Data entries:
########################################

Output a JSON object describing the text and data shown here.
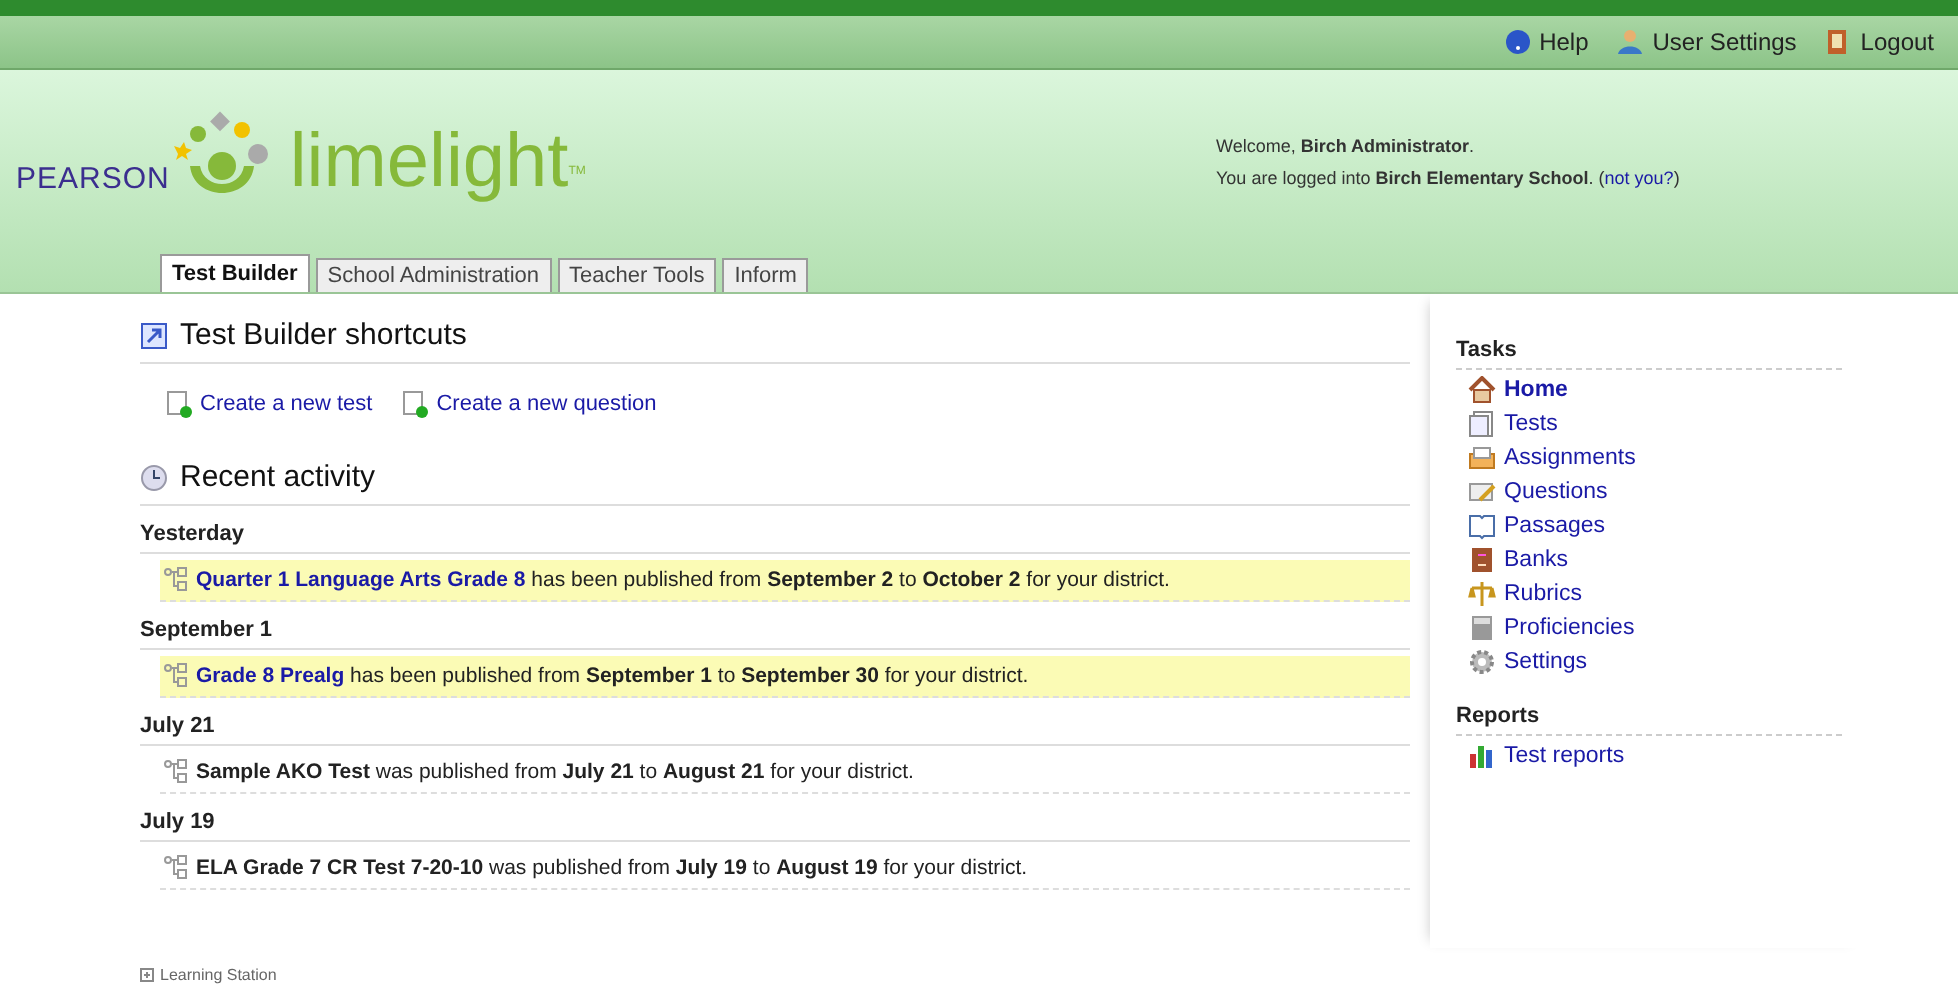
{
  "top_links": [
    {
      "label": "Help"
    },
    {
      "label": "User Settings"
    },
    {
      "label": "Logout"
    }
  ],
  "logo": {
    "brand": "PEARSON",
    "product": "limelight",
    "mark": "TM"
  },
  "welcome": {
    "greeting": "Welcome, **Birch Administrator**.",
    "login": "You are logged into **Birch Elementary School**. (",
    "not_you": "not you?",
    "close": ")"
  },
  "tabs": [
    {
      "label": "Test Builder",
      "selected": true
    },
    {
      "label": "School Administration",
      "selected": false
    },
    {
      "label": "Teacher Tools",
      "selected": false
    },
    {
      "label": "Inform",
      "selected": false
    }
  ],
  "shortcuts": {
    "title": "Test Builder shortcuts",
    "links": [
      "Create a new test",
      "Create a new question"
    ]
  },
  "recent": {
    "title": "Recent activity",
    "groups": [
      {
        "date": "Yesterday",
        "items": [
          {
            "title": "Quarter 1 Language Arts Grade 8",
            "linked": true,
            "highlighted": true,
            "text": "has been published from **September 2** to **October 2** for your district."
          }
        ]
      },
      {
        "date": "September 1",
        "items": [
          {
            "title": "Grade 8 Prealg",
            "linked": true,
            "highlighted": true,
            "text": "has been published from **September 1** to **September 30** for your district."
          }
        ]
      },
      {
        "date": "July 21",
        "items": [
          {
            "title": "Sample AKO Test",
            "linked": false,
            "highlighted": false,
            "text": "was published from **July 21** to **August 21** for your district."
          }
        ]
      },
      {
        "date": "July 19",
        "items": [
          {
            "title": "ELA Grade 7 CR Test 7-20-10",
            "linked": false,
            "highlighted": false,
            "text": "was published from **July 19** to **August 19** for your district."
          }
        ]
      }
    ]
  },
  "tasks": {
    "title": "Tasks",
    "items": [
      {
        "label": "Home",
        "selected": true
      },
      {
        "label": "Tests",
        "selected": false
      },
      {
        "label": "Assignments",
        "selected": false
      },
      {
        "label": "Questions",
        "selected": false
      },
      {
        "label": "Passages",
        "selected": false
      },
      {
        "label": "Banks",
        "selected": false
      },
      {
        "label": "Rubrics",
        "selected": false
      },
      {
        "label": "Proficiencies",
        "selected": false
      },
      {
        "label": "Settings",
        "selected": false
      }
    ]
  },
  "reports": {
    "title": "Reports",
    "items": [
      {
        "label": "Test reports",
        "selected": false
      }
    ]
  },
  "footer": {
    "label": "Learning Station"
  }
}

########################################

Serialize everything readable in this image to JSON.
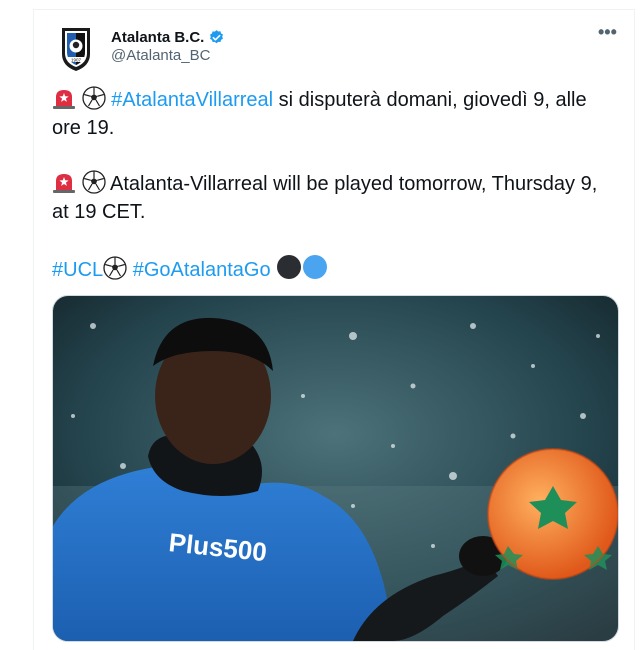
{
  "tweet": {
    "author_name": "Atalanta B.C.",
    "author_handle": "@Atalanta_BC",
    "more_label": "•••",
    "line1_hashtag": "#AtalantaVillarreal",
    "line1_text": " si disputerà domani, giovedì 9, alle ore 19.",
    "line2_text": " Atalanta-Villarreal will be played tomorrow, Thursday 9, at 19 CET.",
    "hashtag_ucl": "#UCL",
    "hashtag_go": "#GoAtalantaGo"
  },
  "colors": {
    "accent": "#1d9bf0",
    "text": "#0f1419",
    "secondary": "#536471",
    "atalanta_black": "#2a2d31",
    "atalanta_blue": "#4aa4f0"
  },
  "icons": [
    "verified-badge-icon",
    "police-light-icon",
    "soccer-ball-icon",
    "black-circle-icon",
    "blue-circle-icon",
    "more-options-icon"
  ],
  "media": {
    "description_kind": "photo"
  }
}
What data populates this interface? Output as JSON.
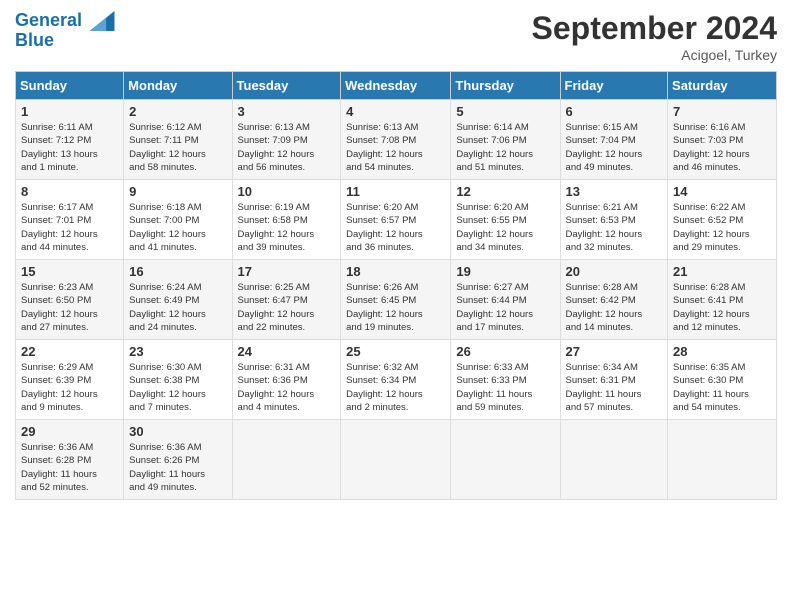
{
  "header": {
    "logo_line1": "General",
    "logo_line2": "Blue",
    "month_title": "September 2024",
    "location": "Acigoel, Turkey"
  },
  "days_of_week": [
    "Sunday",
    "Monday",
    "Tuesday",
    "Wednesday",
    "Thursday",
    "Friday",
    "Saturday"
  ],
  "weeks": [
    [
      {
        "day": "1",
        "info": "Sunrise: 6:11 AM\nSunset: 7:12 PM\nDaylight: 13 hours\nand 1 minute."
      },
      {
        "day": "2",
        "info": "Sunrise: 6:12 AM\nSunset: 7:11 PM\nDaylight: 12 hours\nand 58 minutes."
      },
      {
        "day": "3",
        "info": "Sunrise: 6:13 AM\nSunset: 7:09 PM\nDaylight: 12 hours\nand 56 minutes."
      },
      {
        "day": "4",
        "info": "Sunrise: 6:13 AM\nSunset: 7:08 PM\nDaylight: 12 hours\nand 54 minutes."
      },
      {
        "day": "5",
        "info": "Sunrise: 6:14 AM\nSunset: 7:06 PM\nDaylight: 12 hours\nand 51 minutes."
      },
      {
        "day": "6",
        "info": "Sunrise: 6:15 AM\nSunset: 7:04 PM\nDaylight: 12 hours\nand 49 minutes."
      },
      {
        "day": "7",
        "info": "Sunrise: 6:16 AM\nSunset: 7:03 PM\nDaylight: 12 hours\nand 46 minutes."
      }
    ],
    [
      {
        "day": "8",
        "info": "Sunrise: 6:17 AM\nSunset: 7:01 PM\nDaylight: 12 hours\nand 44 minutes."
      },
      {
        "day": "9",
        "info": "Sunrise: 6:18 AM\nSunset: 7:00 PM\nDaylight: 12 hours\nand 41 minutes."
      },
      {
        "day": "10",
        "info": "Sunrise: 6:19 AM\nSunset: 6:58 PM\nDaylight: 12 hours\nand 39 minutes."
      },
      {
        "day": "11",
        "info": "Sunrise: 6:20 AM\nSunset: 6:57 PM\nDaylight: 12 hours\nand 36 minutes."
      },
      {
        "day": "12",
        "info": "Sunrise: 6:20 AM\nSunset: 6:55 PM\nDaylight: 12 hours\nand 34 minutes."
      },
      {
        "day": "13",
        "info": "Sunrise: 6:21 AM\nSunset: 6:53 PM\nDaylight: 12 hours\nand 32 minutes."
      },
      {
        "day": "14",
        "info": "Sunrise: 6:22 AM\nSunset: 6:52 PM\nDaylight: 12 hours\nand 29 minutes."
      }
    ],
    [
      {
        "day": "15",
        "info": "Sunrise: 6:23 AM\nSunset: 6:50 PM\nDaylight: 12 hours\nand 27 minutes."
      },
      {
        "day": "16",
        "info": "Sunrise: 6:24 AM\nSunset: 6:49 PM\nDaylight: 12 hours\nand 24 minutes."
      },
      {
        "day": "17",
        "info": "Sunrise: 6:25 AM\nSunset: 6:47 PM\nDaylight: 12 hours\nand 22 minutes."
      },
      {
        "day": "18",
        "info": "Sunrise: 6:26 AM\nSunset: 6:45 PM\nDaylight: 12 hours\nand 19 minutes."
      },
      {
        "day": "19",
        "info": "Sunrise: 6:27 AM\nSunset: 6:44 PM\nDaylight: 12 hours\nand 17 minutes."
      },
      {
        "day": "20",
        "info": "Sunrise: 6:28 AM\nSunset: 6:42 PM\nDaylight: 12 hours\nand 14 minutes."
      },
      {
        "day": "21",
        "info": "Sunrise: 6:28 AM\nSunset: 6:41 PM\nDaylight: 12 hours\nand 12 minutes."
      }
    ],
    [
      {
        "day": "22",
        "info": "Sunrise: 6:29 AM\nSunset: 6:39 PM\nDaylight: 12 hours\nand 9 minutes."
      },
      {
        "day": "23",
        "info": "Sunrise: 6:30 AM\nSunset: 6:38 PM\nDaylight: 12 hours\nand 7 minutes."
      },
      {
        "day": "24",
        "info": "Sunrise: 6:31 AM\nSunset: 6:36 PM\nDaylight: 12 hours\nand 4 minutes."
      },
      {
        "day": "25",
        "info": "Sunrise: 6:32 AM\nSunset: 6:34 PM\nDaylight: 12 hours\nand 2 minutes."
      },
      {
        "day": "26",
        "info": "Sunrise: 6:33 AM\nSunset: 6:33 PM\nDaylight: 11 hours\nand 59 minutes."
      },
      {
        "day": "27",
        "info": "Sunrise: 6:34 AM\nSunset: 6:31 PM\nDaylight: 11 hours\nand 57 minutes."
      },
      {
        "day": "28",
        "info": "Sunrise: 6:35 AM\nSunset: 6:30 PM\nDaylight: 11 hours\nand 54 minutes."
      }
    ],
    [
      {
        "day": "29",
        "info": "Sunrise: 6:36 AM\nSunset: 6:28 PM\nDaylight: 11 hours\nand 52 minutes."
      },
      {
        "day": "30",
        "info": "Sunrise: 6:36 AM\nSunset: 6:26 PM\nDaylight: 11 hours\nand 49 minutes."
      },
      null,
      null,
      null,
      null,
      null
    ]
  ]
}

########################################

_GOAL:_
Only lines holding the string "been" are wanted; gather each one from the entries above.

_EXERCISE RESULT:_
            "text": "has been published from **September 2** to **October 2** for your district."
            "text": "has been published from **September 1** to **September 30** for your district."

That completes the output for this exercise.